### Request
Transcribe every line exactly and omit anything that is a picture.

### Given records

::::

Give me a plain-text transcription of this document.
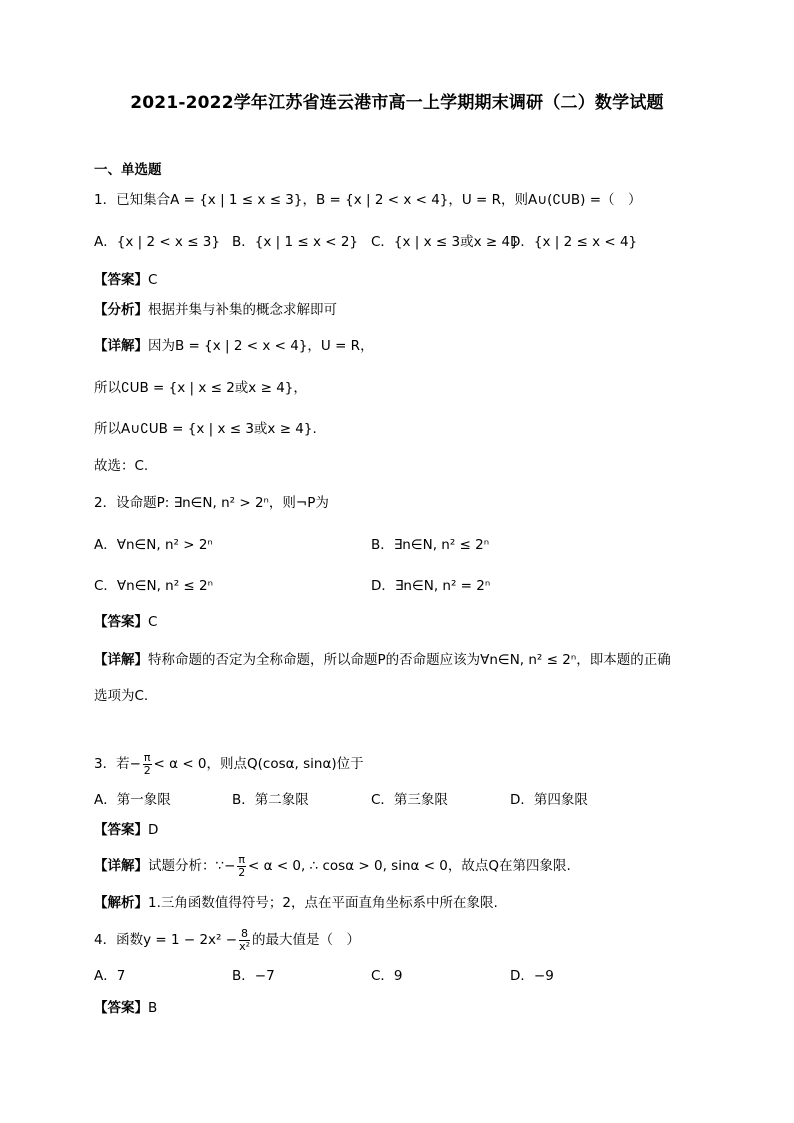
2021-2022学年江苏省连云港市高一上学期期末调研（二）数学试题
一、单选题
1．已知集合A = {x | 1 ≤ x ≤ 3}，B = {x | 2 < x < 4}，U = R，则A∪(∁UB) =（　）
A．{x | 2 < x ≤ 3} B．{x | 1 ≤ x < 2} C．{x | x ≤ 3或x ≥ 4}
D．{x | 2 ≤ x < 4}
【答案】C
【分析】根据并集与补集的概念求解即可
【详解】因为B = {x | 2 < x < 4}，U = R，
所以∁UB = {x | x ≤ 2或x ≥ 4}，
所以A∪∁UB = {x | x ≤ 3或x ≥ 4}.
故选：C.
2．设命题P: ∃n∈N, n² > 2ⁿ，则¬P为
A．∀n∈N, n² > 2ⁿ	B．∃n∈N, n² ≤ 2ⁿ
C．∀n∈N, n² ≤ 2ⁿ	D．∃n∈N, n² = 2ⁿ
【答案】C
【详解】特称命题的否定为全称命题，所以命题P的否命题应该为∀n∈N, n² ≤ 2ⁿ，即本题的正确
选项为C.
3．若− $\frac{\pi}{2} < \alpha < 0$，则点Q(cosα, sinα)位于
A．第一象限	B．第二象限	C．第三象限	D．第四象限
【答案】D
【详解】试题分析：∵− $\frac{\pi}{2} < \alpha < 0$, ∴ cosα > 0, sinα < 0，故点Q在第四象限.
【解析】1.三角函数值得符号；2，点在平面直角坐标系中所在象限.
4．函数$y = 1 - 2x^2 - \frac{8}{\text{x²}}$ 的最大值是（　）
A．7	B．−7	C．9	D．−9
【答案】B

::::

### Solution for this problem
Give me a plain-text transcription of this document.
2021-2022学年江苏省连云港市高一上学期期末调研（二）数学试题
一、单选题
1．已知集合A = {x | 1 ≤ x ≤ 3}，B = {x | 2 < x < 4}，U = R，则A∪(∁UB) =（　）
A．{x | 2 < x ≤ 3} B．{x | 1 ≤ x < 2} C．{x | x ≤ 3或x ≥ 4}
D．{x | 2 ≤ x < 4}
【答案】C
【分析】根据并集与补集的概念求解即可
【详解】因为B = {x | 2 < x < 4}，U = R，
所以∁UB = {x | x ≤ 2或x ≥ 4}，
所以A∪∁UB = {x | x ≤ 3或x ≥ 4}.
故选：C.
2．设命题P: ∃n∈N, n² > 2ⁿ，则¬P为
A．∀n∈N, n² > 2ⁿ	B．∃n∈N, n² ≤ 2ⁿ
C．∀n∈N, n² ≤ 2ⁿ	D．∃n∈N, n² = 2ⁿ
【答案】C
【详解】特称命题的否定为全称命题，所以命题P的否命题应该为∀n∈N, n² ≤ 2ⁿ，即本题的正确
选项为C.
3．若− $\frac{\pi}{2} < \alpha < 0$，则点Q(cosα, sinα)位于
A．第一象限	B．第二象限	C．第三象限	D．第四象限
【答案】D
【详解】试题分析：∵− $\frac{\pi}{2} < \alpha < 0$, ∴ cosα > 0, sinα < 0，故点Q在第四象限.
【解析】1.三角函数值得符号；2，点在平面直角坐标系中所在象限.
4．函数$y = 1 - 2x^2 - \frac{8}{\text{x²}}$ 的最大值是（　）
A．7	B．−7	C．9	D．−9
【答案】B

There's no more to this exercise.